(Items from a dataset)

☆ ☆ ☆

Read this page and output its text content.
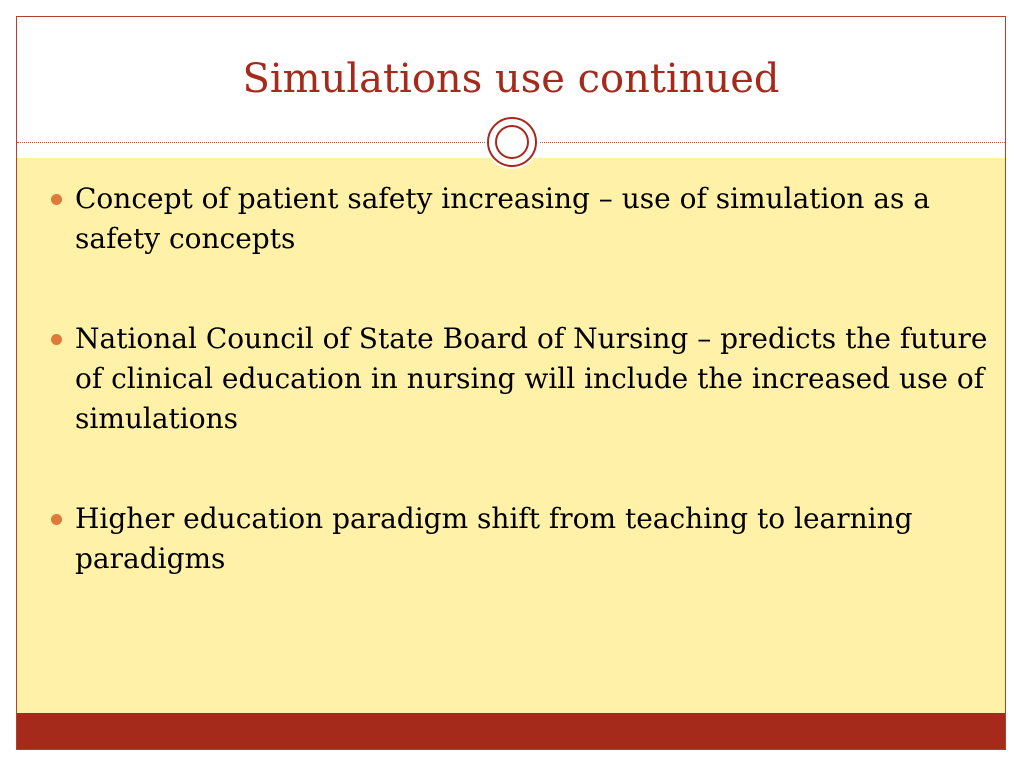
Simulations use continued
Concept of patient safety increasing – use of simulation as a safety concepts
National Council of State Board of Nursing – predicts the future of clinical education in nursing will include the increased use of simulations
Higher education paradigm shift from teaching to learning paradigms
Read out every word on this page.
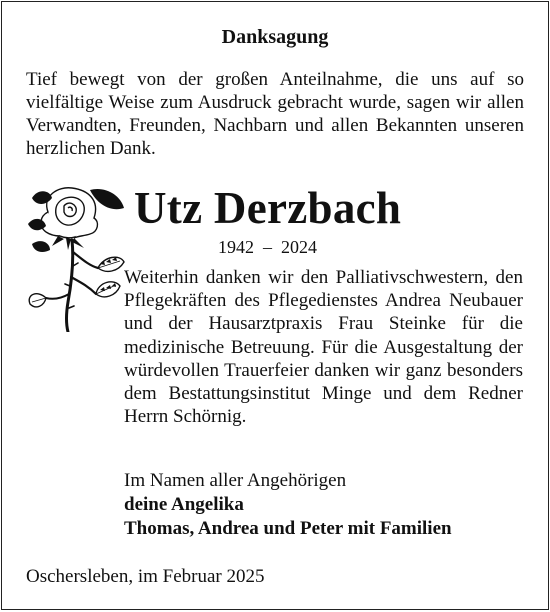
Danksagung
Tief bewegt von der großen Anteilnahme, die uns auf so vielfältige Weise zum Ausdruck gebracht wurde, sagen wir allen Verwandten, Freunden, Nachbarn und allen Bekannten unseren herzlichen Dank.
Utz Derzbach
1942  –  2024
Weiterhin danken wir den Palliativschwestern, den Pflegekräften des Pflegedienstes Andrea Neubauer und der Hausarztpraxis Frau Steinke für die medizinische Betreuung. Für die Ausgestaltung der würdevollen Trauerfeier danken wir ganz besonders dem Bestattungsinstitut Minge und dem Redner Herrn Schörnig.
Im Namen aller Angehörigen
deine Angelika
Thomas, Andrea und Peter mit Familien
Oschersleben, im Februar 2025
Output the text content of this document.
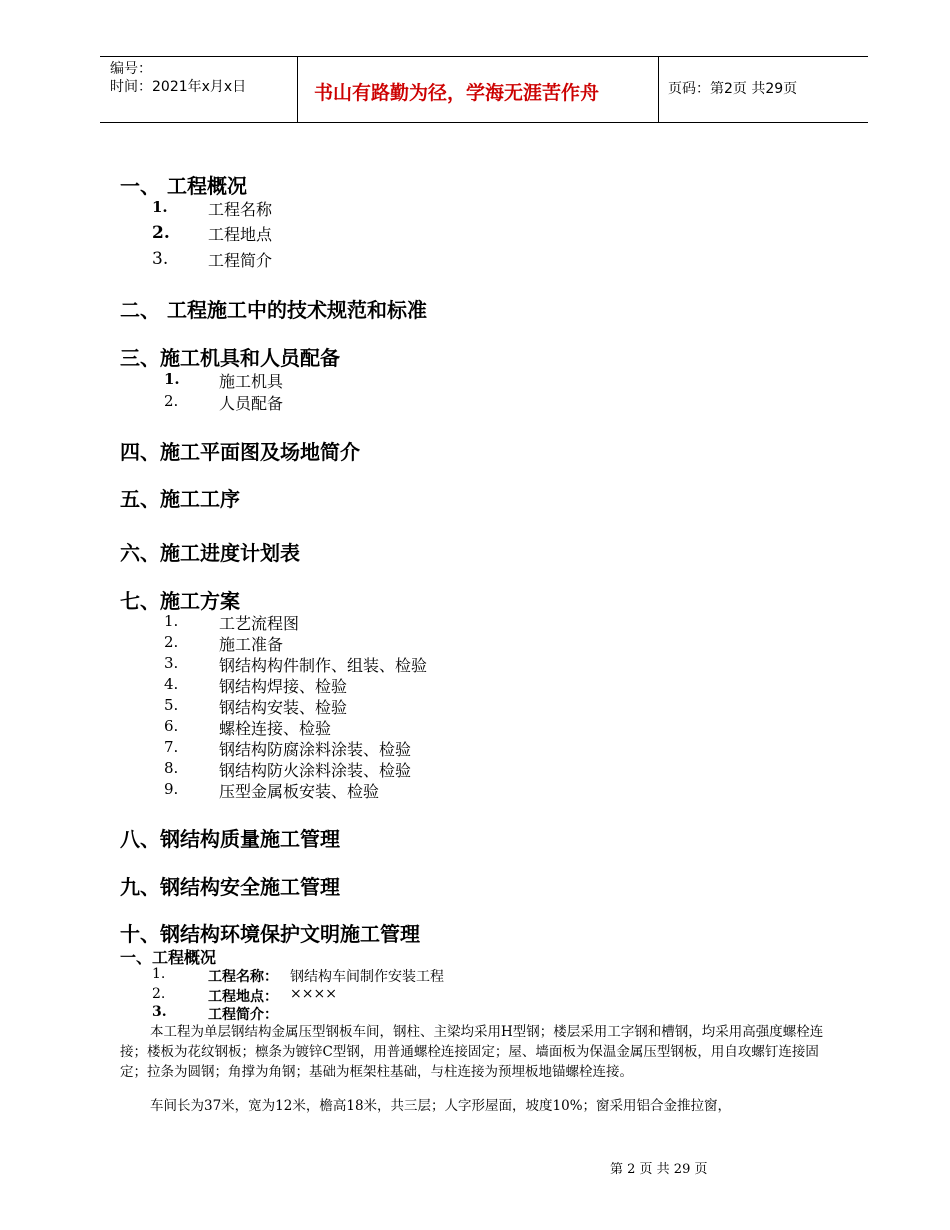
编号：
时间：2021年x月x日	书山有路勤为径，学海无涯苦作舟	页码：第2页 共29页
一、 工程概况
1.	工程名称
2. 工程地点
3. 工程简介
二、 工程施工中的技术规范和标准
三、施工机具和人员配备
1. 施工机具
2.	人员配备
四、施工平面图及场地简介
五、施工工序
六、施工进度计划表
七、施工方案
1.	工艺流程图
2.	施工准备
3.	钢结构构件制作、组装、检验
4.	钢结构焊接、检验
5.	钢结构安装、检验
6.	螺栓连接、检验
7.	钢结构防腐涂料涂装、检验
8.	钢结构防火涂料涂装、检验
9.	压型金属板安装、检验
八、钢结构质量施工管理
九、钢结构安全施工管理
十、钢结构环境保护文明施工管理
一、工程概况
1.	工程名称： 钢结构车间制作安装工程
2.	工程地点： ××××
3.	工程简介：
本工程为单层钢结构金属压型钢板车间，钢柱、主梁均采用H型钢；楼层采用工字钢和槽钢，均采用高强度螺栓连接；楼板为花纹钢板；檩条为镀锌C型钢，用普通螺栓连接固定；屋、墙面板为保温金属压型钢板，用自攻螺钉连接固定；拉条为圆钢；角撑为角钢；基础为框架柱基础，与柱连接为预埋板地锚螺栓连接。
车间长为37米，宽为12米，檐高18米，共三层；人字形屋面，坡度10%；窗采用铝合金推拉窗，
第 2 页 共 29 页
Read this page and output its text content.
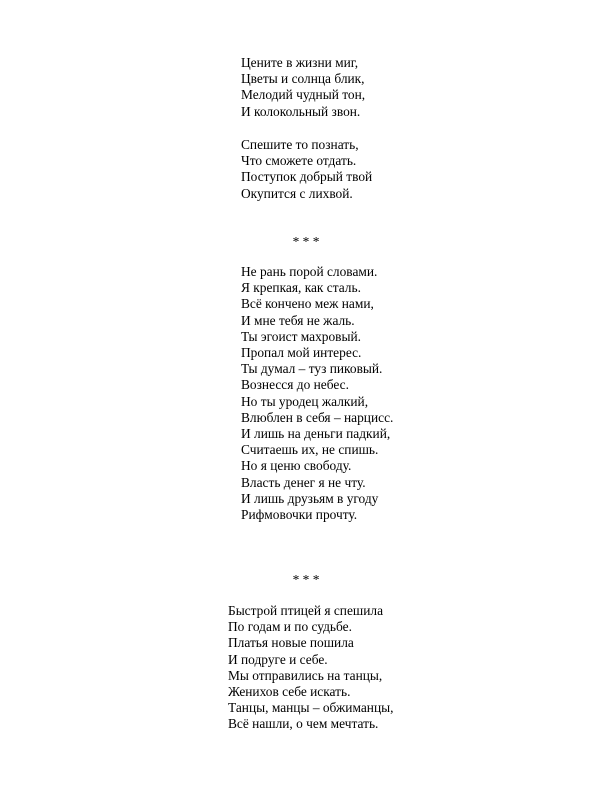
Цените в жизни миг,
Цветы и солнца блик,
Мелодий чудный тон,
И колокольный звон.
Спешите то познать,
Что сможете отдать.
Поступок добрый твой
Окупится с лихвой.
* * *
Не рань порой словами.
Я крепкая, как сталь.
Всё кончено меж нами,
И мне тебя не жаль.
Ты эгоист махровый.
Пропал мой интерес.
Ты думал – туз пиковый.
Вознесся до небес.
Но ты уродец жалкий,
Влюблен в себя – нарцисс.
И лишь на деньги падкий,
Считаешь их, не спишь.
Но я ценю свободу.
Власть денег я не чту.
И лишь друзьям в угоду
Рифмовочки прочту.
* * *
Быстрой птицей я спешила
По годам и по судьбе.
Платья новые пошила
И подруге и себе.
Мы отправились на танцы,
Женихов себе искать.
Танцы, манцы – обжиманцы,
Всё нашли, о чем мечтать.
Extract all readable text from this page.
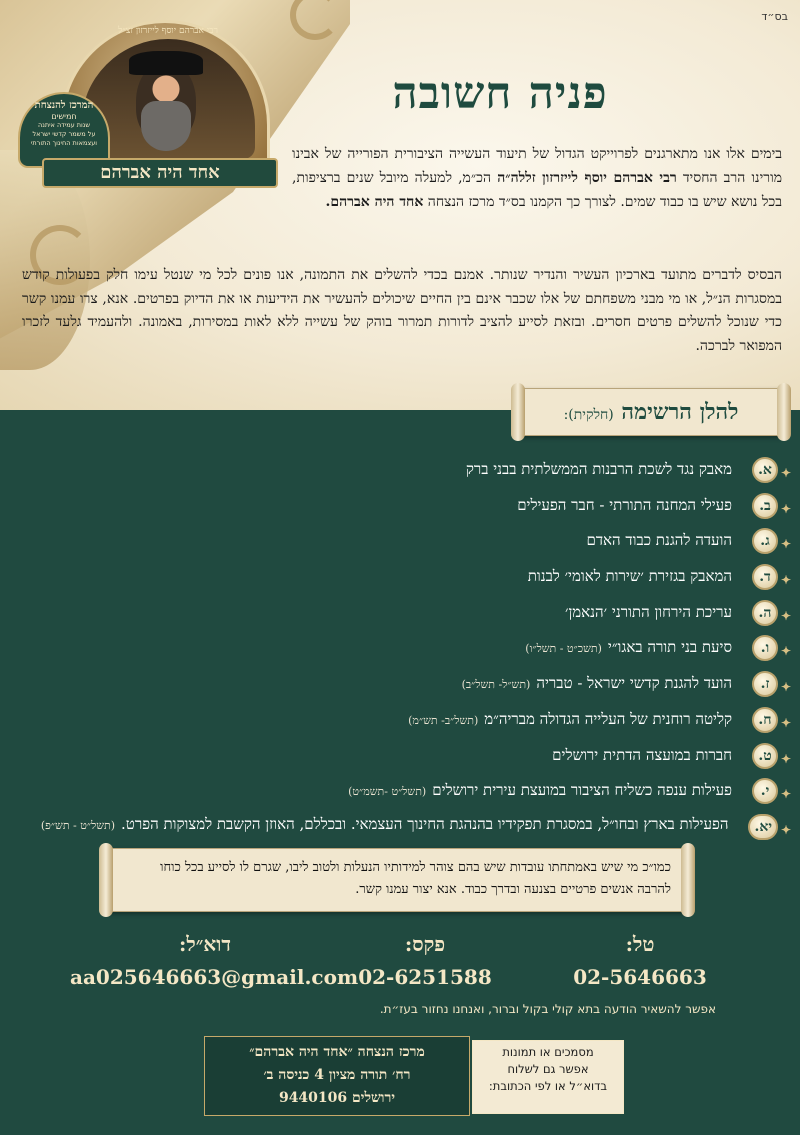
בס״ד
רבי אברהם יוסף לייזרזון זצ״ל
המרכז להנצחת
חמישים
שנות עמידה איתנה
על משמר קדשי ישראל
ועצמאות החינוך התורתי
אחד היה אברהם
פניה חשובה
בימים אלו אנו מתארגנים לפרוייקט הגדול של תיעוד העשייה הציבורית הפורייה של אבינו מורינו הרב החסיד רבי אברהם יוסף לייזרזון זללה״ה הכ״מ, למעלה מיובל שנים ברציפות, בכל נושא שיש בו כבוד שמים. לצורך כך הקמנו בס״ד מרכז הנצחה אחד היה אברהם.
הבסיס לדברים מתועד בארכיון העשיר והנדיר שנותר. אמנם בכדי להשלים את התמונה, אנו פונים לכל מי שנטל עימו חלק בפעולות קודש במסגרות הנ״ל, או מי מבני משפחתם של אלו שכבר אינם בין החיים שיכולים להעשיר את הידיעות או את הדיוק בפרטים. אנא, צרו עמנו קשר כדי שנוכל להשלים פרטים חסרים. ובזאת לסייע להציב לדורות תמרור בוהק של עשייה ללא לאות במסירות, באמונה. ולהעמיד גלעד לזכרו המפואר לברכה.
להלן הרשימה (חלקית):
✦ א.
מאבק נגד לשכת הרבנות הממשלתית בבני ברק
✦ ב.
פעילי המחנה התורתי - חבר הפעילים
✦ ג.
הועדה להגנת כבוד האדם
✦ ד.
המאבק בגזירת ׳שירות לאומי׳ לבנות
✦ ה.
עריכת הירחון התורני ׳הנאמן׳
✦ ו.
סיעת בני תורה באגו״י(תשכ״ט - תשל״ו)
✦ ז.
הועד להגנת קדשי ישראל - טבריה(תש״ל- תשל״ב)
✦ ח.
קליטה רוחנית של העלייה הגדולה מבריה״מ(תשל״ב- תש״מ)
✦ ט.
חברות במועצה הדתית ירושלים
✦ י.
פעילות ענפה כשליח הציבור במועצת עירית ירושלים(תשל״ט -תשמ״ט)
✦ יא.
הפעילות בארץ ובחו״ל, במסגרת תפקידיו בהנהגת החינוך העצמאי. ובכללם, האוזן הקשבת למצוקות הפרט.(תשל״ט - תש״פ)
כמו״כ מי שיש באמתחתו עובדות שיש בהם צוהר למידותיו הנעלות ולטוב ליבו, שגרם לו לסייע בכל כוחו להרבה אנשים פרטיים בצנעה ובדרך כבוד. אנא יצור עמנו קשר.
טל:
02-5646663
פקס:
02-6251588
דוא״ל:
aa025646663@gmail.com
אפשר להשאיר הודעה בתא קולי בקול וברור, ואנחנו נחזור בעז״ת.
מרכז הנצחה ״אחד היה אברהם״
רח׳ תורה מציון 4 כניסה ב׳
ירושלים 9440106
מסמכים או תמונות
אפשר גם לשלוח
בדוא״ל או לפי הכתובת:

☆ ☆ ☆

→ **EXERCISE**:
Collect every line above that contains the word "אפשר".

→ **FINISHED ANSWER**:
אפשר להשאיר הודעה בתא קולי בקול וברור, ואנחנו נחזור בעז״ת.
אפשר גם לשלוח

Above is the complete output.